(WRITTEN PROBLEM)
Reproduce the listing below verbatim.

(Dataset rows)
━━━━━━━━━━━━━━━━━━━━━━━━━━━━━━

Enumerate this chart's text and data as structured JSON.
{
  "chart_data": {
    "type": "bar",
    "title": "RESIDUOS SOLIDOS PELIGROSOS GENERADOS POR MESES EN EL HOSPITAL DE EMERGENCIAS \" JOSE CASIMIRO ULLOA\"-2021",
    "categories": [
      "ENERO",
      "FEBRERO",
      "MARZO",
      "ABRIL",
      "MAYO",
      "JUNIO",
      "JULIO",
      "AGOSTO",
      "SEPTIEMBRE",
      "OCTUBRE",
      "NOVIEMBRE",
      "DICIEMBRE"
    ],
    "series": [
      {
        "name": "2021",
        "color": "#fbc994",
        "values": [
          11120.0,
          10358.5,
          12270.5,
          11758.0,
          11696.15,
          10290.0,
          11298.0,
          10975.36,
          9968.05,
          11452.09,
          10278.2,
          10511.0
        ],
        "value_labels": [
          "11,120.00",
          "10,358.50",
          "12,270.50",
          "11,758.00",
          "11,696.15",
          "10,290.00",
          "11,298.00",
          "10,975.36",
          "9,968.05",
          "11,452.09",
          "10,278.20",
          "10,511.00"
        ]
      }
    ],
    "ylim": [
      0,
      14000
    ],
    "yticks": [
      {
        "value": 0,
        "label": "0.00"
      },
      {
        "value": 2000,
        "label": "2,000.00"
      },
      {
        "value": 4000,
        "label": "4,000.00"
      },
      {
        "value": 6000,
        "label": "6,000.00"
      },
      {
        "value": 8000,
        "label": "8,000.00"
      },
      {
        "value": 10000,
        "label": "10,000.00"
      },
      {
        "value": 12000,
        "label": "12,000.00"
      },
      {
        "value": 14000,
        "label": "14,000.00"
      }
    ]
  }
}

━━━━━━━━━━━━━━━━━━━━━━━━━━━━━━

(RESPONSE FOR THIS EXERCISE)
Enumerate this chart's text and data as structured JSON.
{
  "chart_data": {
    "type": "bar",
    "title": "RESIDUOS SOLIDOS PELIGROSOS GENERADOS POR MESES EN EL HOSPITAL DE EMERGENCIAS \" JOSE CASIMIRO ULLOA\"-2021",
    "categories": [
      "ENERO",
      "FEBRERO",
      "MARZO",
      "ABRIL",
      "MAYO",
      "JUNIO",
      "JULIO",
      "AGOSTO",
      "SEPTIEMBRE",
      "OCTUBRE",
      "NOVIEMBRE",
      "DICIEMBRE"
    ],
    "series": [
      {
        "name": "2021",
        "color": "#fbc994",
        "values": [
          11120.0,
          10358.5,
          12270.5,
          11758.0,
          11696.15,
          10290.0,
          11298.0,
          10975.36,
          9968.05,
          11452.09,
          10278.2,
          10511.0
        ],
        "value_labels": [
          "11,120.00",
          "10,358.50",
          "12,270.50",
          "11,758.00",
          "11,696.15",
          "10,290.00",
          "11,298.00",
          "10,975.36",
          "9,968.05",
          "11,452.09",
          "10,278.20",
          "10,511.00"
        ]
      }
    ],
    "ylim": [
      0,
      14000
    ],
    "yticks": [
      {
        "value": 0,
        "label": "0.00"
      },
      {
        "value": 2000,
        "label": "2,000.00"
      },
      {
        "value": 4000,
        "label": "4,000.00"
      },
      {
        "value": 6000,
        "label": "6,000.00"
      },
      {
        "value": 8000,
        "label": "8,000.00"
      },
      {
        "value": 10000,
        "label": "10,000.00"
      },
      {
        "value": 12000,
        "label": "12,000.00"
      },
      {
        "value": 14000,
        "label": "14,000.00"
      }
    ]
  }
}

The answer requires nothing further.